**Exercise objective**
Arrange the part below that opens with the line containing "Annotate this image: element" and closes with the line containing "211, 1927, 426]", both ends included, as a Markdown table with the columns Row and Line. Number each line in Row, skip any blank lines, and include no other lines.

**Data extract**
--- start ---
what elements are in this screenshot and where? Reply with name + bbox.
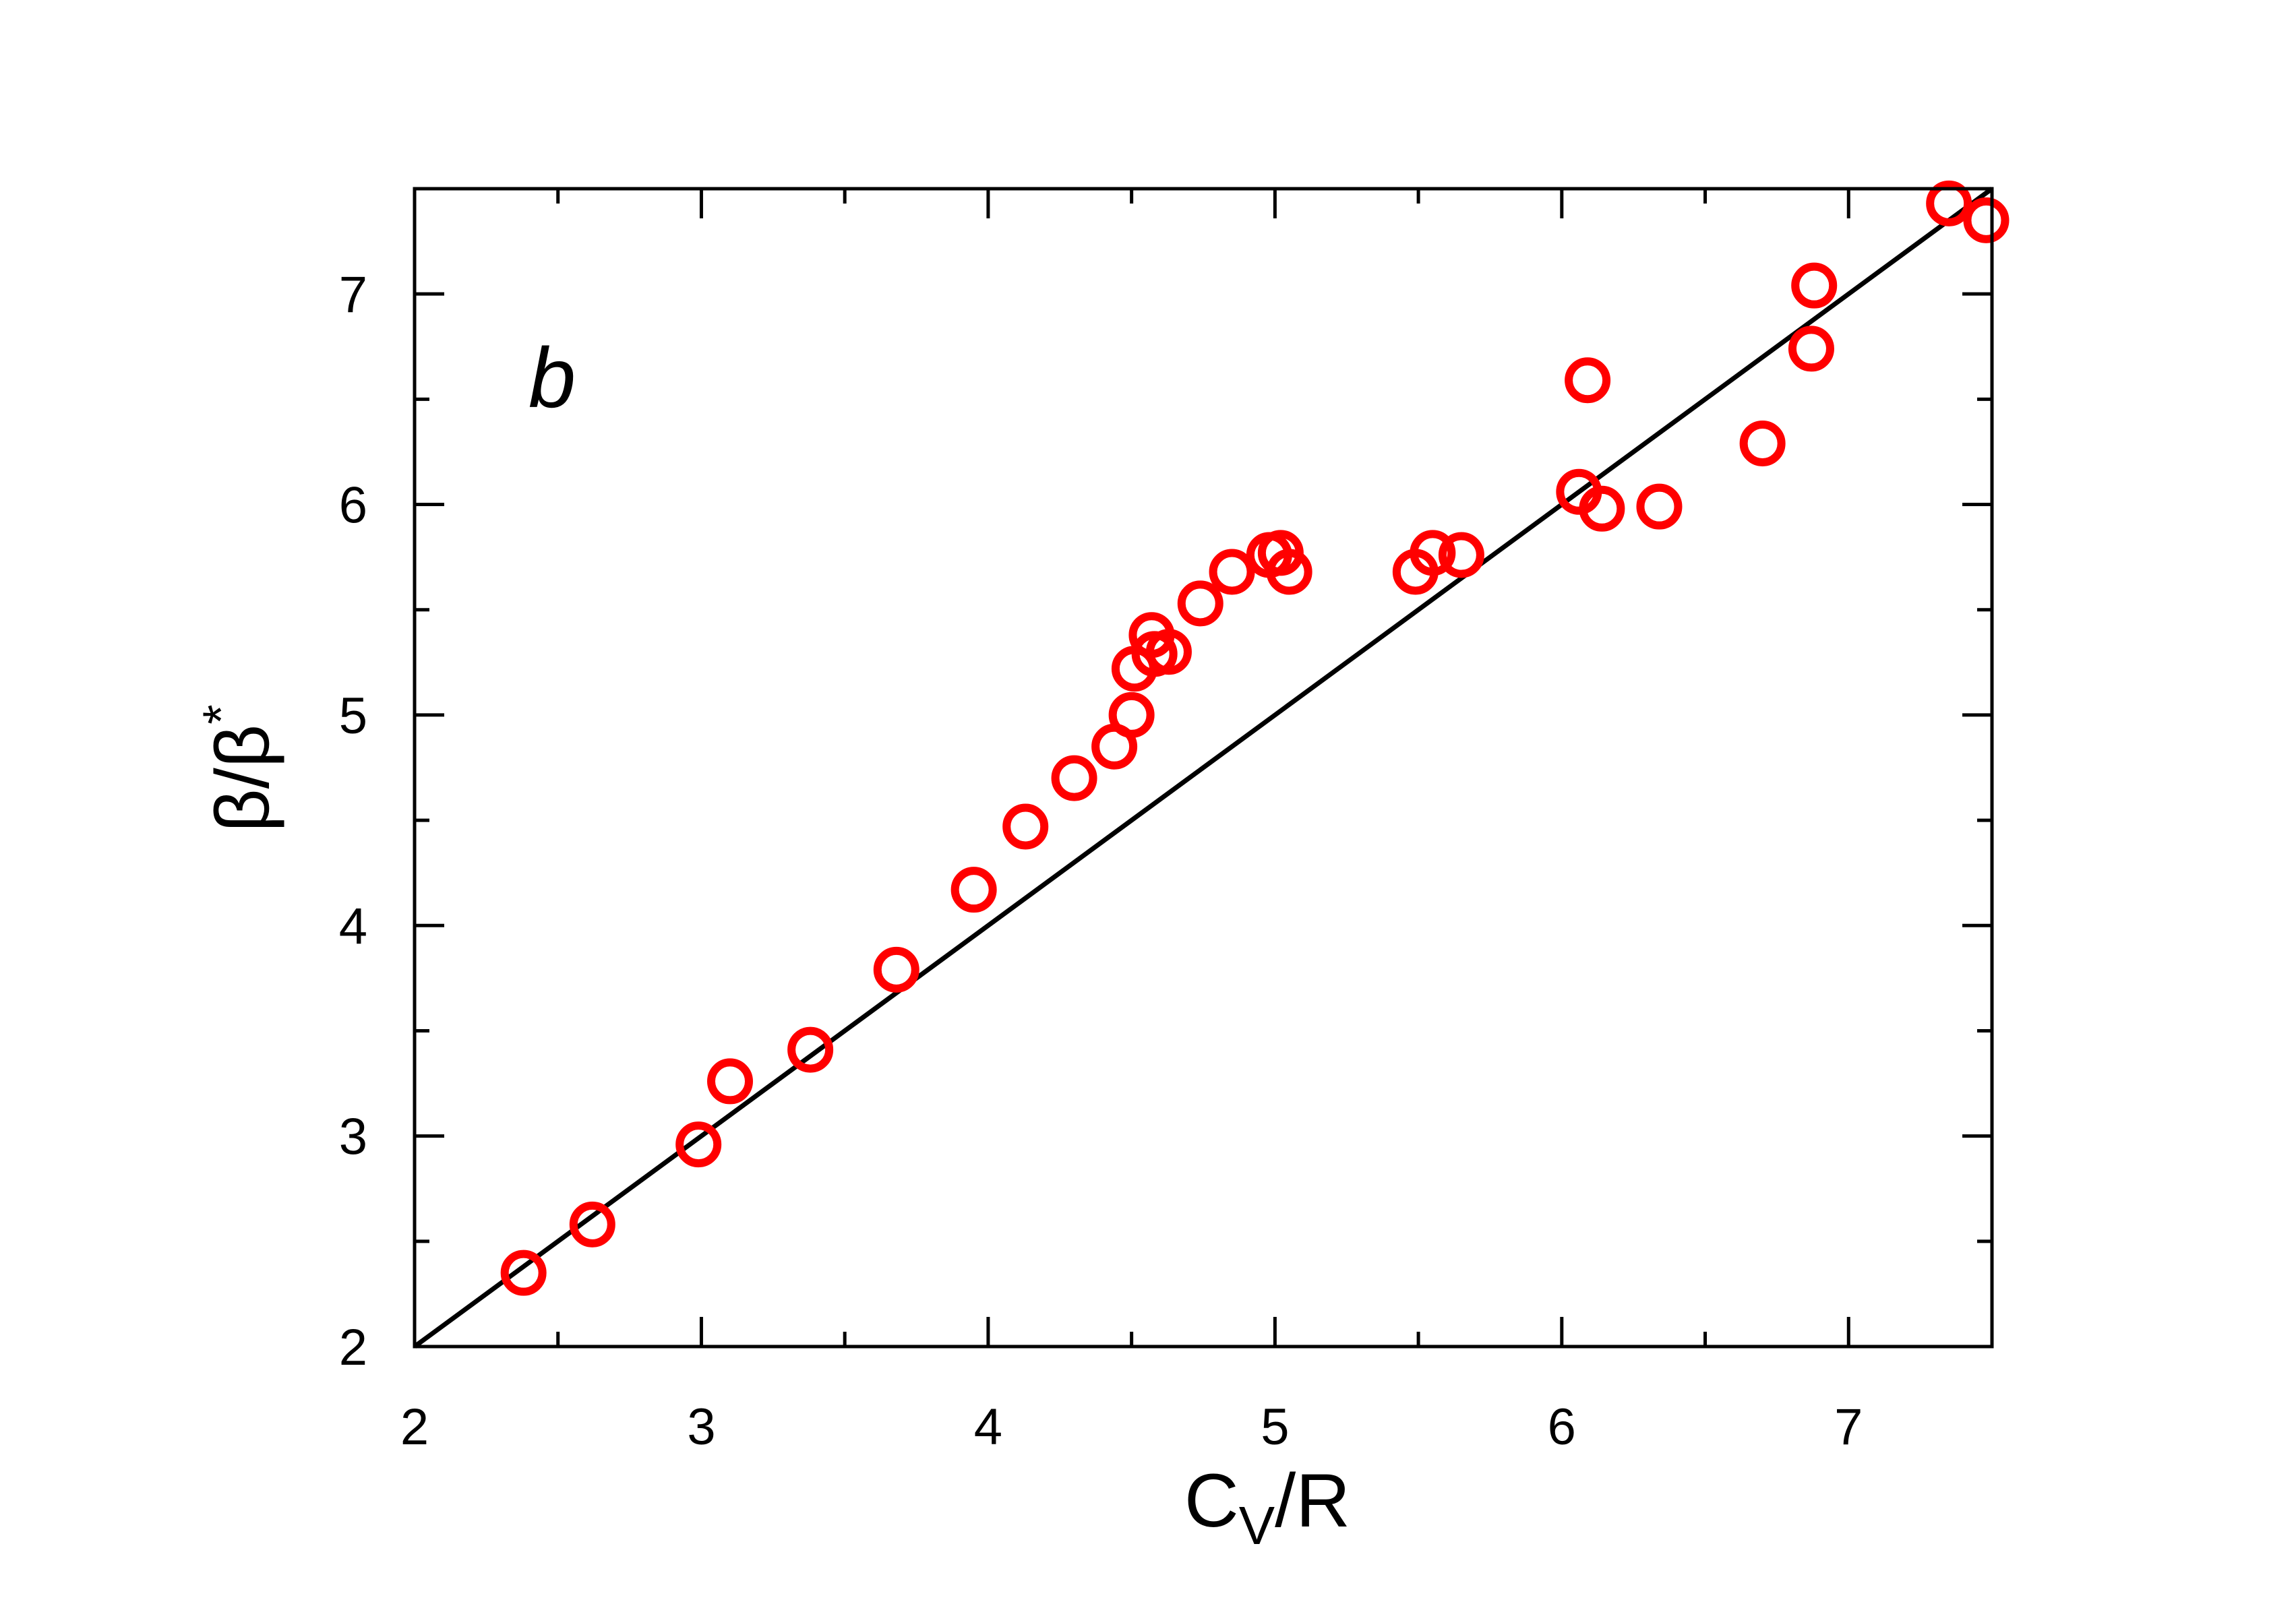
--- end ---
--- start ---
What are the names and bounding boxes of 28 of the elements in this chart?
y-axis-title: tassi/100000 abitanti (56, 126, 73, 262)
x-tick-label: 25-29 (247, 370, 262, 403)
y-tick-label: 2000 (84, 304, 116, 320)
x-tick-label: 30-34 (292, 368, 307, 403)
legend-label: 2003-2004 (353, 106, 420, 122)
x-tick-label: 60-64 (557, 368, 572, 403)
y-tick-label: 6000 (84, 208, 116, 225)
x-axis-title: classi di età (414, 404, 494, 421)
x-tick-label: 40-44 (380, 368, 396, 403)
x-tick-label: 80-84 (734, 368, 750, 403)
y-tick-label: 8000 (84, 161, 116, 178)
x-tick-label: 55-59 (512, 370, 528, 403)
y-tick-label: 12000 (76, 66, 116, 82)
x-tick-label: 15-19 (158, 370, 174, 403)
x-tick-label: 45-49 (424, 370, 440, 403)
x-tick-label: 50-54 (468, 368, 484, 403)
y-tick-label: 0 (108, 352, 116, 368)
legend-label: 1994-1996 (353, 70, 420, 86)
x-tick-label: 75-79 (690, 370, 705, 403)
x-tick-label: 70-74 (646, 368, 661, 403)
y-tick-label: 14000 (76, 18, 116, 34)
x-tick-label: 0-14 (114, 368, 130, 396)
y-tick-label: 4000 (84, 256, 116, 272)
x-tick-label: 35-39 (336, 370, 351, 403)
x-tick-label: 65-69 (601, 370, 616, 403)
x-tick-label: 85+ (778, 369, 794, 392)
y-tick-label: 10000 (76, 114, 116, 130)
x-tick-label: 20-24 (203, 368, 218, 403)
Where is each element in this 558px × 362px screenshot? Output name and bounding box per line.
--- end ---
--- start ---
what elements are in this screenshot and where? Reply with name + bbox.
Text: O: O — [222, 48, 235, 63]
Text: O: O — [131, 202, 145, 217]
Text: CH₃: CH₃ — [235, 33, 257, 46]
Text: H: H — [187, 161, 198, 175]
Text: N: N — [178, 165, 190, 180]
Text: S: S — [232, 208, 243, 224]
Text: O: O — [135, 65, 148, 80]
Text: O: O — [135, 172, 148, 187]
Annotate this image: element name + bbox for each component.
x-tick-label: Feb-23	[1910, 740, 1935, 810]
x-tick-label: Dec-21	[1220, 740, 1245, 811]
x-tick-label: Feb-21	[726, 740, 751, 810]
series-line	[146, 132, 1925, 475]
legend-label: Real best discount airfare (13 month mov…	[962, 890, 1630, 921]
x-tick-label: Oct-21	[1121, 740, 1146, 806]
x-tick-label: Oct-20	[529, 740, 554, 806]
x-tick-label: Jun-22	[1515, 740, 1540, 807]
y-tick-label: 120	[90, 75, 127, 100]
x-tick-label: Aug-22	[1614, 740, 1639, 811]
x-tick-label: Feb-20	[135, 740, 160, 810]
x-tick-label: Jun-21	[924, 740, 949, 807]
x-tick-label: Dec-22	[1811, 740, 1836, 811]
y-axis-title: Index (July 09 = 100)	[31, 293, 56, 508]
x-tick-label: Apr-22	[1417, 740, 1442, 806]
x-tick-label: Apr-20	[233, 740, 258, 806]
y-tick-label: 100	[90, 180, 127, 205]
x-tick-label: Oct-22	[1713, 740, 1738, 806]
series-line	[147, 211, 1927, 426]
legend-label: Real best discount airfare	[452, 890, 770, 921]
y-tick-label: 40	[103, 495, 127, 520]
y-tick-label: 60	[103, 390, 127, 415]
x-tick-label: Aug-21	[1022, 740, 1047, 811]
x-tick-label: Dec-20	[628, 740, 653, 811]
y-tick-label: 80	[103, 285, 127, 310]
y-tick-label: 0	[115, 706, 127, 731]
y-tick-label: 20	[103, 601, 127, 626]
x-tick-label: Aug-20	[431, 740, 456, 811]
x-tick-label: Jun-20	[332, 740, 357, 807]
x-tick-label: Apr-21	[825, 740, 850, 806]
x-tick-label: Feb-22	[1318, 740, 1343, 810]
--- end ---
**Expected output**
| Row | Line |
|---|---|
| 1 | Annotate this image: element name + bbox for each component. |
| 2 | x-tick-label: Feb-23	[1910, 740, 1935, 810] |
| 3 | x-tick-label: Dec-21	[1220, 740, 1245, 811] |
| 4 | x-tick-label: Feb-21	[726, 740, 751, 810] |
| 5 | series-line	[146, 132, 1925, 475] |
| 6 | legend-label: Real best discount airfare (13 month mov…	[962, 890, 1630, 921] |
| 7 | x-tick-label: Oct-21	[1121, 740, 1146, 806] |
| 8 | x-tick-label: Oct-20	[529, 740, 554, 806] |
| 9 | x-tick-label: Jun-22	[1515, 740, 1540, 807] |
| 10 | y-tick-label: 120	[90, 75, 127, 100] |
| 11 | x-tick-label: Aug-22	[1614, 740, 1639, 811] |
| 12 | x-tick-label: Feb-20	[135, 740, 160, 810] |
| 13 | x-tick-label: Jun-21	[924, 740, 949, 807] |
| 14 | x-tick-label: Dec-22	[1811, 740, 1836, 811] |
| 15 | y-axis-title: Index (July 09 = 100)	[31, 293, 56, 508] |
| 16 | x-tick-label: Apr-22	[1417, 740, 1442, 806] |
| 17 | x-tick-label: Apr-20	[233, 740, 258, 806] |
| 18 | y-tick-label: 100	[90, 180, 127, 205] |
| 19 | x-tick-label: Oct-22	[1713, 740, 1738, 806] |
| 20 | series-line	[147, 211, 1927, 426] |